[Begin]
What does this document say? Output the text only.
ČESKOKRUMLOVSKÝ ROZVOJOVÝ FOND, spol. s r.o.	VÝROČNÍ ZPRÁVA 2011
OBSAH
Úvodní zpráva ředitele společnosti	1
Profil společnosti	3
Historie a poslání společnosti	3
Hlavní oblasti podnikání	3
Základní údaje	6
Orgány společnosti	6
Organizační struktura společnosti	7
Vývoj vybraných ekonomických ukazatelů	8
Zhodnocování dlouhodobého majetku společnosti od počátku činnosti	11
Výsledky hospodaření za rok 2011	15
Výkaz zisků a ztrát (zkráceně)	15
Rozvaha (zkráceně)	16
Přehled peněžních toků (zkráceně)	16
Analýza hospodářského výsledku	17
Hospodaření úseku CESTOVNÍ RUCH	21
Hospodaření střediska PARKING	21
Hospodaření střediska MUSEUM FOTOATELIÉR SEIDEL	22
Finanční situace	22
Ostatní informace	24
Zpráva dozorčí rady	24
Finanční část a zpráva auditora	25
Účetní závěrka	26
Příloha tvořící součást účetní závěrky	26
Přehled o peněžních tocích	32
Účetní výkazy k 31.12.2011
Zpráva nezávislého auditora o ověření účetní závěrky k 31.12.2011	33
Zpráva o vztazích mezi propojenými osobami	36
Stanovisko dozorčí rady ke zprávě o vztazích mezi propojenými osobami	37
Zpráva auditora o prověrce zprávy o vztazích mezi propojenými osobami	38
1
[End]
→ **To be done**
Extract the full listing above without altering anything.

→ **Solution below**
What does this document say? Output the text only.
ČESKOKRUMLOVSKÝ ROZVOJOVÝ FOND, spol. s r.o.	VÝROČNÍ ZPRÁVA 2011
OBSAH
Úvodní zpráva ředitele společnosti	1
Profil společnosti	3
Historie a poslání společnosti	3
Hlavní oblasti podnikání	3
Základní údaje	6
Orgány společnosti	6
Organizační struktura společnosti	7
Vývoj vybraných ekonomických ukazatelů	8
Zhodnocování dlouhodobého majetku společnosti od počátku činnosti	11
Výsledky hospodaření za rok 2011	15
Výkaz zisků a ztrát (zkráceně)	15
Rozvaha (zkráceně)	16
Přehled peněžních toků (zkráceně)	16
Analýza hospodářského výsledku	17
Hospodaření úseku CESTOVNÍ RUCH	21
Hospodaření střediska PARKING	21
Hospodaření střediska MUSEUM FOTOATELIÉR SEIDEL	22
Finanční situace	22
Ostatní informace	24
Zpráva dozorčí rady	24
Finanční část a zpráva auditora	25
Účetní závěrka	26
Příloha tvořící součást účetní závěrky	26
Přehled o peněžních tocích	32
Účetní výkazy k 31.12.2011
Zpráva nezávislého auditora o ověření účetní závěrky k 31.12.2011	33
Zpráva o vztazích mezi propojenými osobami	36
Stanovisko dozorčí rady ke zprávě o vztazích mezi propojenými osobami	37
Zpráva auditora o prověrce zprávy o vztazích mezi propojenými osobami	38
1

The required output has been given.